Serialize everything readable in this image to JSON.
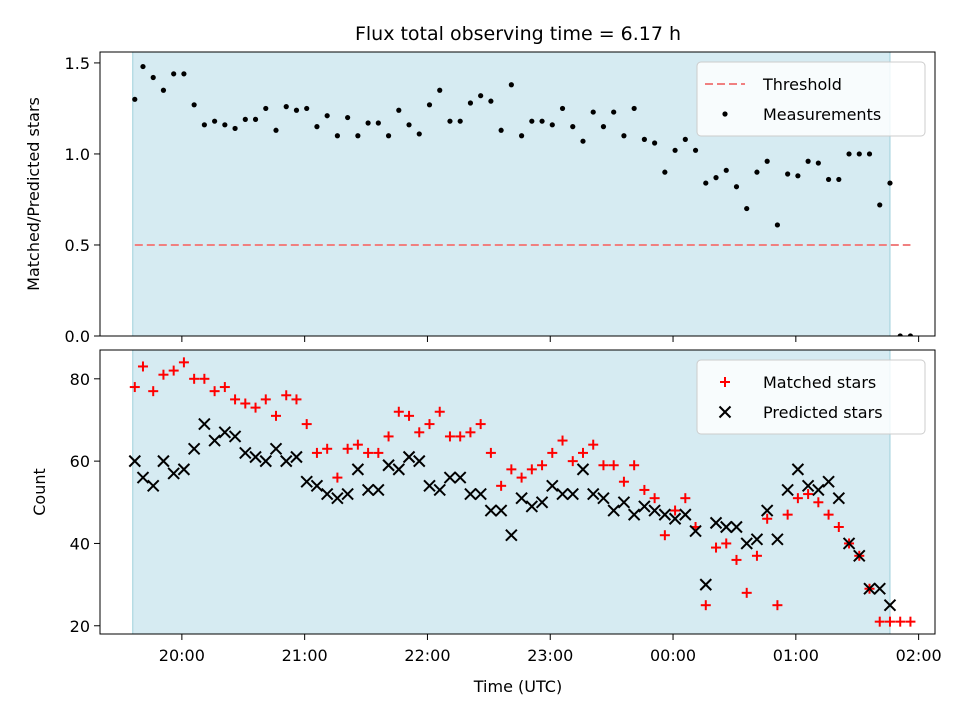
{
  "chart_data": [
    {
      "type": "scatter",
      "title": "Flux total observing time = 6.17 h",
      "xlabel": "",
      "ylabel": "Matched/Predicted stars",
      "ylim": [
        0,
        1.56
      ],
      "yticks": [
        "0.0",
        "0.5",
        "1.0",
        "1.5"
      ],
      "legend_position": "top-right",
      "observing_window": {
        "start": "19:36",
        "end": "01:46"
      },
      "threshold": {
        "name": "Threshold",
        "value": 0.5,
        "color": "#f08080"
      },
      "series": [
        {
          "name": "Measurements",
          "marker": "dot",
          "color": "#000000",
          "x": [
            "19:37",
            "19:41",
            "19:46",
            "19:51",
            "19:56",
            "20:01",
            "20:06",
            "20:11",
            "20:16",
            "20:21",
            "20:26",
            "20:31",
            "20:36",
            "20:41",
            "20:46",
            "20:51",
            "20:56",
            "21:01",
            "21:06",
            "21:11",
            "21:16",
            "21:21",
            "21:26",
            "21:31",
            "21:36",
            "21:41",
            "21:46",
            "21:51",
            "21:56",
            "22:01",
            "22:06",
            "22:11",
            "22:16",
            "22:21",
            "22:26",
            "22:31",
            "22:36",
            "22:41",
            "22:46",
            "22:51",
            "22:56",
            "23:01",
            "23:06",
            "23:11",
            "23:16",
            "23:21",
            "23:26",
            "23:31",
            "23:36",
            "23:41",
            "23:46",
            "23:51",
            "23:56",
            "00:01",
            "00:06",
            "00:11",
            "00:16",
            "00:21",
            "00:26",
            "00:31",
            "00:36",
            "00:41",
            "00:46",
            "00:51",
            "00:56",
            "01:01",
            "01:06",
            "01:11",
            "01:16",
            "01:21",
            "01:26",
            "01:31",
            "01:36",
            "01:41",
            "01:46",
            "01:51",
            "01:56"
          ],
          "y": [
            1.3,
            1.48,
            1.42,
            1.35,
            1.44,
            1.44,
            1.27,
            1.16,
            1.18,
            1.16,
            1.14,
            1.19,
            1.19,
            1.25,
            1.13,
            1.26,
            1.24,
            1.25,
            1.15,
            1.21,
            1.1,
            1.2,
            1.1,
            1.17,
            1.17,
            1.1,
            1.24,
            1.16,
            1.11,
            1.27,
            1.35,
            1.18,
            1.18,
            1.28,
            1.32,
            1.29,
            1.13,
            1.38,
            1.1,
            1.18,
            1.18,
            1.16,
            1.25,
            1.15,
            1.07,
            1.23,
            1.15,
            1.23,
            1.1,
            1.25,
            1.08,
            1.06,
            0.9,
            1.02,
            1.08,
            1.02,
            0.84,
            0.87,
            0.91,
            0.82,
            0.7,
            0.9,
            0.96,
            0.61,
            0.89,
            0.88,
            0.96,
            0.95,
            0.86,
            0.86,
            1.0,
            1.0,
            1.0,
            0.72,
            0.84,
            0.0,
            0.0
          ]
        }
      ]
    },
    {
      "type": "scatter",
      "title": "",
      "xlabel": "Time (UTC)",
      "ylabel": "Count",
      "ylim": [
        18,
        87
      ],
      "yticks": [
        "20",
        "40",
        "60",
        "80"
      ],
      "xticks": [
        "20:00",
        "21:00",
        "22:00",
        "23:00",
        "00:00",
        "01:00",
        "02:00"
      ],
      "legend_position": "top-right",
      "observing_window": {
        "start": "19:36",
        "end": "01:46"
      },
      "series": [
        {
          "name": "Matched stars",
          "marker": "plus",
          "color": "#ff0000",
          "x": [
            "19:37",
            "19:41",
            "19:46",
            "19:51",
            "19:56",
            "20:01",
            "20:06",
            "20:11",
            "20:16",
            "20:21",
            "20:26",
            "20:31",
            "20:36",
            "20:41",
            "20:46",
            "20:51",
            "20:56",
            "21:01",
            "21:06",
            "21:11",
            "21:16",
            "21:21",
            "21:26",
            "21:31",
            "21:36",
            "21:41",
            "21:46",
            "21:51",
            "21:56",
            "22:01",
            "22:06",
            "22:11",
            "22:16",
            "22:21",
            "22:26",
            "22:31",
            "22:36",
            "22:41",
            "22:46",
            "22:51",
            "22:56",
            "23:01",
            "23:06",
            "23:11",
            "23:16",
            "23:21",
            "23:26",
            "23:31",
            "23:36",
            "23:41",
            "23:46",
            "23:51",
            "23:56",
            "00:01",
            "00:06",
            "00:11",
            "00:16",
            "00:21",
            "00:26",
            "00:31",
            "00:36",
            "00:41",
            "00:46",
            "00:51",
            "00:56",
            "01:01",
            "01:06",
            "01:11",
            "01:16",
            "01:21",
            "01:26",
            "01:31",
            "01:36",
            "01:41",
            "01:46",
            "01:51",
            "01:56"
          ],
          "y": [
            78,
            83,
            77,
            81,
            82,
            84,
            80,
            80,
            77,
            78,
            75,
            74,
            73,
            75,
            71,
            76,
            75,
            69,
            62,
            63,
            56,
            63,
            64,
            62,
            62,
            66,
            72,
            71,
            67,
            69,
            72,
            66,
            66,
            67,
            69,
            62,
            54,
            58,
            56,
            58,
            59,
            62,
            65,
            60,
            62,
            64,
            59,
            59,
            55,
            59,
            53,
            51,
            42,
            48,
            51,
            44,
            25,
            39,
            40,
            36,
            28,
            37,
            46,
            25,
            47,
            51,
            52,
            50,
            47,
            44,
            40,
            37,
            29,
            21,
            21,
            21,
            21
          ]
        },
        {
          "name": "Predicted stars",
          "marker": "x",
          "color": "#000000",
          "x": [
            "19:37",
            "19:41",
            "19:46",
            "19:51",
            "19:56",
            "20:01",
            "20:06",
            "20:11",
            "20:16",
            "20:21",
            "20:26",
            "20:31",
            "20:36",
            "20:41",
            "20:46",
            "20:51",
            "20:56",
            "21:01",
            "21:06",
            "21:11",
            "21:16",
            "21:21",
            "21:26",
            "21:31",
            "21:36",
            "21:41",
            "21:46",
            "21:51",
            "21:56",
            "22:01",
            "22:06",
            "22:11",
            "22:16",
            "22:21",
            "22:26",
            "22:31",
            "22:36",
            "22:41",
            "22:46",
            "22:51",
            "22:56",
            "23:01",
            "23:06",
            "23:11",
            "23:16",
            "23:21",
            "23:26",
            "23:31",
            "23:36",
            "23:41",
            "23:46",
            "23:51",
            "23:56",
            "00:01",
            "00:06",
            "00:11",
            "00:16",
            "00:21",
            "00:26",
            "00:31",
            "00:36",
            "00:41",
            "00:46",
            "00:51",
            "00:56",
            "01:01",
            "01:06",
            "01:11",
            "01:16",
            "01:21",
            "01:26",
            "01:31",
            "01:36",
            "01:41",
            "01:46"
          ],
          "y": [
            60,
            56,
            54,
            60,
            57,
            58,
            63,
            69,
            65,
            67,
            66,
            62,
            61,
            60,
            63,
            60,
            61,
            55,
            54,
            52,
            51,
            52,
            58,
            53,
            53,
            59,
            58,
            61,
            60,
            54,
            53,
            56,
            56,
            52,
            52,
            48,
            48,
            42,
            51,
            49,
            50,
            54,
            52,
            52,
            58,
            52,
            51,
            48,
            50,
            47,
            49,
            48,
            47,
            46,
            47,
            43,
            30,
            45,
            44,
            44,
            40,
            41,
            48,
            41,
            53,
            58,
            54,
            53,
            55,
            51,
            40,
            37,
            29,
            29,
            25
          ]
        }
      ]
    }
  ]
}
==
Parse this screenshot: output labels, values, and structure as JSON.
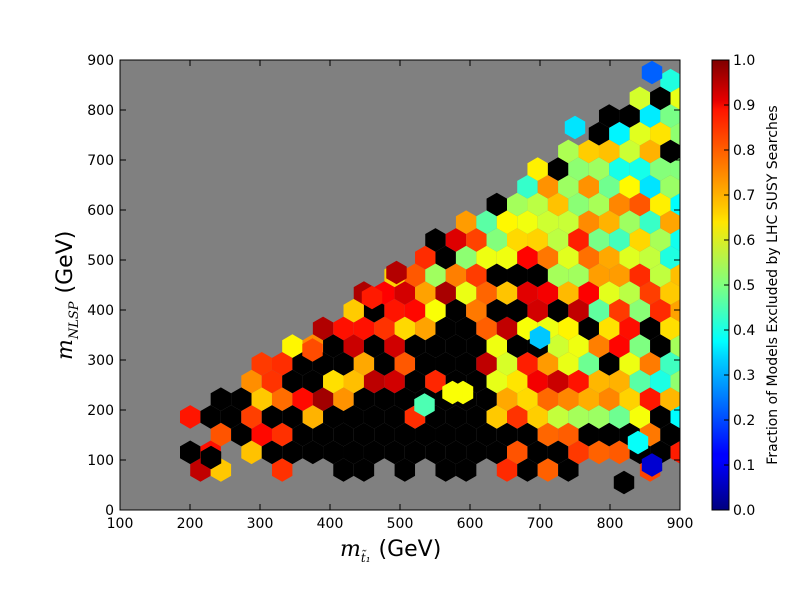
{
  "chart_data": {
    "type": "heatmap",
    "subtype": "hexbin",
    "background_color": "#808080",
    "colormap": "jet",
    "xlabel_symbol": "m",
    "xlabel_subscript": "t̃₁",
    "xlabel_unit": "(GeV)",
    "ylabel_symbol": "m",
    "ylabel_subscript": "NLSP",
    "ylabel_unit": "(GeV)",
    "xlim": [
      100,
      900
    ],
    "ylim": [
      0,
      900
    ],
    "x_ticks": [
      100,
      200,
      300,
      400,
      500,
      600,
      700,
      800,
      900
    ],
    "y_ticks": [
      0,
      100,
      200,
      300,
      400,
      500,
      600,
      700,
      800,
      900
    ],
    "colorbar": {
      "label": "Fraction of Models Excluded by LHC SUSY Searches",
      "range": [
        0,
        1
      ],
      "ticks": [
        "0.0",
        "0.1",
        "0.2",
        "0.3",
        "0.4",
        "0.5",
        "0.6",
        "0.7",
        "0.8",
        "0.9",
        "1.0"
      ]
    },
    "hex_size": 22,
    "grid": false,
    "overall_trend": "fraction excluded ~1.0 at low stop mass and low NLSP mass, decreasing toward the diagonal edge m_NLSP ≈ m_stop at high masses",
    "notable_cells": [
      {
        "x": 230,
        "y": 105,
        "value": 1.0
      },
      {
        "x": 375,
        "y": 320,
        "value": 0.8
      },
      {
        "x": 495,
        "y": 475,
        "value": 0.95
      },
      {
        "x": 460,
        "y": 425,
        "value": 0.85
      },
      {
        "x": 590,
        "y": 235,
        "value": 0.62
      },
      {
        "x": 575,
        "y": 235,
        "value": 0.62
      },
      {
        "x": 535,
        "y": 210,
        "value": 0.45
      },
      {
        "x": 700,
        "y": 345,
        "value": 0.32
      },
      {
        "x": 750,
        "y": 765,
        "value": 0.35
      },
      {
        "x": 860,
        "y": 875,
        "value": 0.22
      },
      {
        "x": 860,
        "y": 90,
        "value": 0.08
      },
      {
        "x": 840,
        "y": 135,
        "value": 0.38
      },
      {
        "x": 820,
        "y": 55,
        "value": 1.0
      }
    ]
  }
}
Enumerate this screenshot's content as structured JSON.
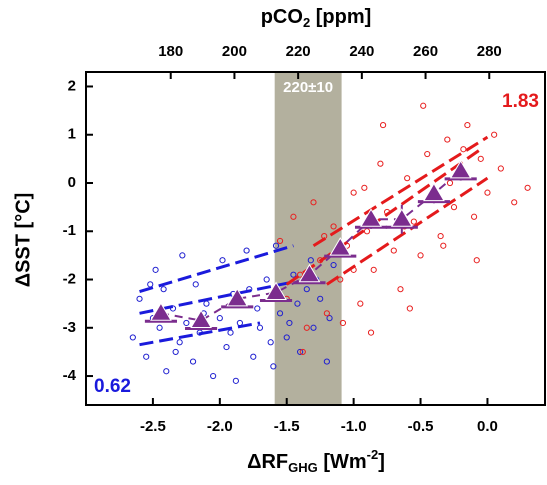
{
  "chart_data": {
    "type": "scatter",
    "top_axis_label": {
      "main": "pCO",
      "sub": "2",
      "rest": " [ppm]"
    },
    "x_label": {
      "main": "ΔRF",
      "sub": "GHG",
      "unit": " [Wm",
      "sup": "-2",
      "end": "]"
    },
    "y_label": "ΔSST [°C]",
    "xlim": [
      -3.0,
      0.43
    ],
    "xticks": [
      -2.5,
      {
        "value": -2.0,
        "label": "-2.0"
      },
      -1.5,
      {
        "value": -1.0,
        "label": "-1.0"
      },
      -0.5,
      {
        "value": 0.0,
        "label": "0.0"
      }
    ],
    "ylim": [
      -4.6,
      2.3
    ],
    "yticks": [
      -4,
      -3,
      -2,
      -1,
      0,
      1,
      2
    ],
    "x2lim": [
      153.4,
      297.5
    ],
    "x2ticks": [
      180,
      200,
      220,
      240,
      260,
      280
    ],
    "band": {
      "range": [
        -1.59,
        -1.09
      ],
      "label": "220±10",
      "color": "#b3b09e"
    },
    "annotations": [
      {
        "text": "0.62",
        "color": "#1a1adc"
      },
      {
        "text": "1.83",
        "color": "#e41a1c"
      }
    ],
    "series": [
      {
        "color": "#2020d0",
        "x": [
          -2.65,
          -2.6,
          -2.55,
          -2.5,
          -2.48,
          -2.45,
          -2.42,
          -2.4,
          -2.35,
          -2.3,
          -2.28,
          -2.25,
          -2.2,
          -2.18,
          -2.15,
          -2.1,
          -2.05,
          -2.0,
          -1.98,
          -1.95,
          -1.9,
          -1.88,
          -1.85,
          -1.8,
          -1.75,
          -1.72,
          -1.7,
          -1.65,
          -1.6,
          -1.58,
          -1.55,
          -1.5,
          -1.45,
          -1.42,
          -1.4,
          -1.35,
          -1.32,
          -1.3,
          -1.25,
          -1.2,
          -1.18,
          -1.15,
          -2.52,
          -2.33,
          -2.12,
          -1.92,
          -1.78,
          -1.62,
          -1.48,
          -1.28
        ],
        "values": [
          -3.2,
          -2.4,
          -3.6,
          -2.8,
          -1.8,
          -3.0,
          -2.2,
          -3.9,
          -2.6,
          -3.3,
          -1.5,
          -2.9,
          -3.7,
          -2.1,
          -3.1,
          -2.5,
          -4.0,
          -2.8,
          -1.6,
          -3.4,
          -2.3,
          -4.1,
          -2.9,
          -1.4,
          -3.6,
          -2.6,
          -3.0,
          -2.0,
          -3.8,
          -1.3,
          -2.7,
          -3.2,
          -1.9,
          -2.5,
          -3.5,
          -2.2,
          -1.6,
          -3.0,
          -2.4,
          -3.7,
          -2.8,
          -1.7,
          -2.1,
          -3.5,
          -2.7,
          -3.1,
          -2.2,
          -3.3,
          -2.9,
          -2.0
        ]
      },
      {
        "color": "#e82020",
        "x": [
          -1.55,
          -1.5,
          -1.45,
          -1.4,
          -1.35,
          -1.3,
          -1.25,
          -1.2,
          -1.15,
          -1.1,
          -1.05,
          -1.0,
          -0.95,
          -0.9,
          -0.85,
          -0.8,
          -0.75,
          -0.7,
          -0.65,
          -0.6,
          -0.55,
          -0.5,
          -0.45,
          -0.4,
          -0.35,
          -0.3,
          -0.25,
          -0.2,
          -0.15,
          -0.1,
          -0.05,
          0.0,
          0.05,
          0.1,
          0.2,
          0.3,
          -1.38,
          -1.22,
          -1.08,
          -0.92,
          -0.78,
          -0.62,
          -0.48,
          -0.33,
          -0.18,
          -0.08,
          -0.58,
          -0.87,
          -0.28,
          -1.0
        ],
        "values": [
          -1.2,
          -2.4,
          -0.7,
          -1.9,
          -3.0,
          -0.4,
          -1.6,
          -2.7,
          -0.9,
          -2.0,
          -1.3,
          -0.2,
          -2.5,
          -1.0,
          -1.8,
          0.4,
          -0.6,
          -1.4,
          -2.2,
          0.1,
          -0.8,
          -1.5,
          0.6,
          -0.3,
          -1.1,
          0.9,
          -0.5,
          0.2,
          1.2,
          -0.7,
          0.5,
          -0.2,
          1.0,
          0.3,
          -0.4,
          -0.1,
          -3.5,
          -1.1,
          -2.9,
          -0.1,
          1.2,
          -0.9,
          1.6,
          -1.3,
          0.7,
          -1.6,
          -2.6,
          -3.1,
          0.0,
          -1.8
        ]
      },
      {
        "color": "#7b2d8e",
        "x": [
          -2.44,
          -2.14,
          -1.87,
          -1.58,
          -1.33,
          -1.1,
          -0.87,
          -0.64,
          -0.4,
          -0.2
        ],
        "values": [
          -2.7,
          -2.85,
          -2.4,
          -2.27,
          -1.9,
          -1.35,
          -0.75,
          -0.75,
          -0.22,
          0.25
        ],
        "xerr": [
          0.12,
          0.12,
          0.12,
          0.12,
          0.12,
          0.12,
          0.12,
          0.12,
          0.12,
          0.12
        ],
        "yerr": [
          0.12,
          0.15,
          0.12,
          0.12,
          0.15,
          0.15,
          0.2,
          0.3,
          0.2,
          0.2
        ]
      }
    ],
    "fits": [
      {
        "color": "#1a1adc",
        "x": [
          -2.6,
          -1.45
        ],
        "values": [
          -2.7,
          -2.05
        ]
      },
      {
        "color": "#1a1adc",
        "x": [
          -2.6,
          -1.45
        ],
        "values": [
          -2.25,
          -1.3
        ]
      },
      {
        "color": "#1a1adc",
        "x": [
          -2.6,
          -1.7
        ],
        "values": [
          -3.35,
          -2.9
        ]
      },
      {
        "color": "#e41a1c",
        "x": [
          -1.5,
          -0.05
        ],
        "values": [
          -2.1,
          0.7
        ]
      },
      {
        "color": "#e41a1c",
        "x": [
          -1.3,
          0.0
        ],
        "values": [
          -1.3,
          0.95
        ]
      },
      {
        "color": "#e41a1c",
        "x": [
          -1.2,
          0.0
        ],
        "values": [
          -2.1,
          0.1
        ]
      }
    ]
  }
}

**Goal of the exercise**
Copy out each line of the data containing the string "NLSP".

**Written response**
    "ylabel_subscript": "NLSP",
    "overall_trend": "fraction excluded ~1.0 at low stop mass and low NLSP mass, decreasing toward the diagonal edge m_NLSP ≈ m_stop at high masses",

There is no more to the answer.